Aim of the task:
Output the data exactly, with every line intact.

[Begin Supplied material]

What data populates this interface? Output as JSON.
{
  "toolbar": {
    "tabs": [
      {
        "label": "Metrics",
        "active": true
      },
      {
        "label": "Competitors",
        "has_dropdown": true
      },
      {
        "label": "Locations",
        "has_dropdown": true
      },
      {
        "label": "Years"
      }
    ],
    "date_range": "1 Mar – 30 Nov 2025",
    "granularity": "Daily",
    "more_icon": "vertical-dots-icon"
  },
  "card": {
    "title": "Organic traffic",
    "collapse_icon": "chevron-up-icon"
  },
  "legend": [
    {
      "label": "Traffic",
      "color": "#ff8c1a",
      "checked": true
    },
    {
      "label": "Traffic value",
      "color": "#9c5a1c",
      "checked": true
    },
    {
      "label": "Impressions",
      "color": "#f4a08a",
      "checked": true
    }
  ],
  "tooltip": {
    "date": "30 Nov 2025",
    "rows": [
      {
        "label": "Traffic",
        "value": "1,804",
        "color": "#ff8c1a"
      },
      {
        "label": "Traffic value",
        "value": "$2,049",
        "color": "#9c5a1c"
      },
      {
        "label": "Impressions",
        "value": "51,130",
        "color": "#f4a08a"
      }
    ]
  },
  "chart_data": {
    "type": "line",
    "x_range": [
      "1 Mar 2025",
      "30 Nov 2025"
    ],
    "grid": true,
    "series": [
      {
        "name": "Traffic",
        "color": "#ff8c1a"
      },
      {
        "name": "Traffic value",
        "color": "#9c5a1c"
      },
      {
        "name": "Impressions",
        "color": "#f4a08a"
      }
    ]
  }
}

[End Supplied material]

The completed task:
What data populates this interface? Output as JSON.
{
  "toolbar": {
    "tabs": [
      {
        "label": "Metrics",
        "active": true
      },
      {
        "label": "Competitors",
        "has_dropdown": true
      },
      {
        "label": "Locations",
        "has_dropdown": true
      },
      {
        "label": "Years"
      }
    ],
    "date_range": "1 Mar – 30 Nov 2025",
    "granularity": "Daily",
    "more_icon": "vertical-dots-icon"
  },
  "card": {
    "title": "Organic traffic",
    "collapse_icon": "chevron-up-icon"
  },
  "legend": [
    {
      "label": "Traffic",
      "color": "#ff8c1a",
      "checked": true
    },
    {
      "label": "Traffic value",
      "color": "#9c5a1c",
      "checked": true
    },
    {
      "label": "Impressions",
      "color": "#f4a08a",
      "checked": true
    }
  ],
  "tooltip": {
    "date": "30 Nov 2025",
    "rows": [
      {
        "label": "Traffic",
        "value": "1,804",
        "color": "#ff8c1a"
      },
      {
        "label": "Traffic value",
        "value": "$2,049",
        "color": "#9c5a1c"
      },
      {
        "label": "Impressions",
        "value": "51,130",
        "color": "#f4a08a"
      }
    ]
  },
  "chart_data": {
    "type": "line",
    "x_range": [
      "1 Mar 2025",
      "30 Nov 2025"
    ],
    "grid": true,
    "series": [
      {
        "name": "Traffic",
        "color": "#ff8c1a"
      },
      {
        "name": "Traffic value",
        "color": "#9c5a1c"
      },
      {
        "name": "Impressions",
        "color": "#f4a08a"
      }
    ]
  }
}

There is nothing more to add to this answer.